WHAT YOU ARE ASKED TO DO: From the listing below, extract each line containing the string "модела".

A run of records
◇ ◇ ◇ ◇
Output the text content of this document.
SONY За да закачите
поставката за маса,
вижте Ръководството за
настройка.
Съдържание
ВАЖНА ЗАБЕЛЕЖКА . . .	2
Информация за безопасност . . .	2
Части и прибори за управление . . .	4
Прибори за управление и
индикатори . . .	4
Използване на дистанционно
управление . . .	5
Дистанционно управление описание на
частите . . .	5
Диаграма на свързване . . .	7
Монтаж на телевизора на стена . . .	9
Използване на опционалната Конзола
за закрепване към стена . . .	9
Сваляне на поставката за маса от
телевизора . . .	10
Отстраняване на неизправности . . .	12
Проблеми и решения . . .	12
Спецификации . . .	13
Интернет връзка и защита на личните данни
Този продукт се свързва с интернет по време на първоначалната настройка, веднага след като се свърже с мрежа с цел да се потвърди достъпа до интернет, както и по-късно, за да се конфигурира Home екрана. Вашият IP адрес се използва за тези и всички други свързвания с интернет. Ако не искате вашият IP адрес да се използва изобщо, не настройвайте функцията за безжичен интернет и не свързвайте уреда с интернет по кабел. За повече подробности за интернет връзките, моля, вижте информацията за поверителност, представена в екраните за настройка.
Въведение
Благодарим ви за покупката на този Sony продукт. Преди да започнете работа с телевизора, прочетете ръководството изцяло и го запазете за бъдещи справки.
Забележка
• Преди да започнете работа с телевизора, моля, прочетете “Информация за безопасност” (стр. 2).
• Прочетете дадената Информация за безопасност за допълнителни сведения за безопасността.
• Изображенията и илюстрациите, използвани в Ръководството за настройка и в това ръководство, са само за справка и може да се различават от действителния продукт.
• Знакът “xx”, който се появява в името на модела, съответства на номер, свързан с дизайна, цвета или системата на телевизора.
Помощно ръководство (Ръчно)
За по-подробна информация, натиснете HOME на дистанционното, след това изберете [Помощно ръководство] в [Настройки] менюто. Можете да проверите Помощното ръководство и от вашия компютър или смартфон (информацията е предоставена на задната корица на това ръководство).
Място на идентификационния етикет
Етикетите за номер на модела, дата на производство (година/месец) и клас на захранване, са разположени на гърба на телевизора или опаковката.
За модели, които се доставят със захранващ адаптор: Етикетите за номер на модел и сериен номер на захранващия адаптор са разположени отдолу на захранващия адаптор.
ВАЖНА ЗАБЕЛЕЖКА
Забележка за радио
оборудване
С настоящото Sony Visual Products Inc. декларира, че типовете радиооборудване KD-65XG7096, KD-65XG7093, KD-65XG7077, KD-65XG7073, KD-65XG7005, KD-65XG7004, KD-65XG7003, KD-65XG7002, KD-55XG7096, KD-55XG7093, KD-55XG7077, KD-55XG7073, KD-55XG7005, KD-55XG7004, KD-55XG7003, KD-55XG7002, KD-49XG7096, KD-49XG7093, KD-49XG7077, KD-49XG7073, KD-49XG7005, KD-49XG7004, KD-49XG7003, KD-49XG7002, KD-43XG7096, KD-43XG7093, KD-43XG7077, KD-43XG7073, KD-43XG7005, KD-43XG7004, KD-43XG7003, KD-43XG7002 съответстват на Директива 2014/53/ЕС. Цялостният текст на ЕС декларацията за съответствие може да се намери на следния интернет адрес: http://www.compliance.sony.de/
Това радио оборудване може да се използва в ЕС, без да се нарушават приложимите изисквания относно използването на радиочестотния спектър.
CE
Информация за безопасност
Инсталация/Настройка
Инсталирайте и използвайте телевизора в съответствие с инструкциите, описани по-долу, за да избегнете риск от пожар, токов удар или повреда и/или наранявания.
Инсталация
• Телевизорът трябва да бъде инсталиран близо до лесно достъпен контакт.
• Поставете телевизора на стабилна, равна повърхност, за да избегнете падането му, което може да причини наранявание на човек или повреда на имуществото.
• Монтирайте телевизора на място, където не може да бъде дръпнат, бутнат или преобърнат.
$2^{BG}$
◇ ◇ ◇ ◇
THE OUTPUT:
• Знакът “xx”, който се появява в името на модела, съответства на номер, свързан с дизайна, цвета или системата на телевизора.
Етикетите за номер на модела, дата на производство (година/месец) и клас на захранване, са разположени на гърба на телевизора или опаковката.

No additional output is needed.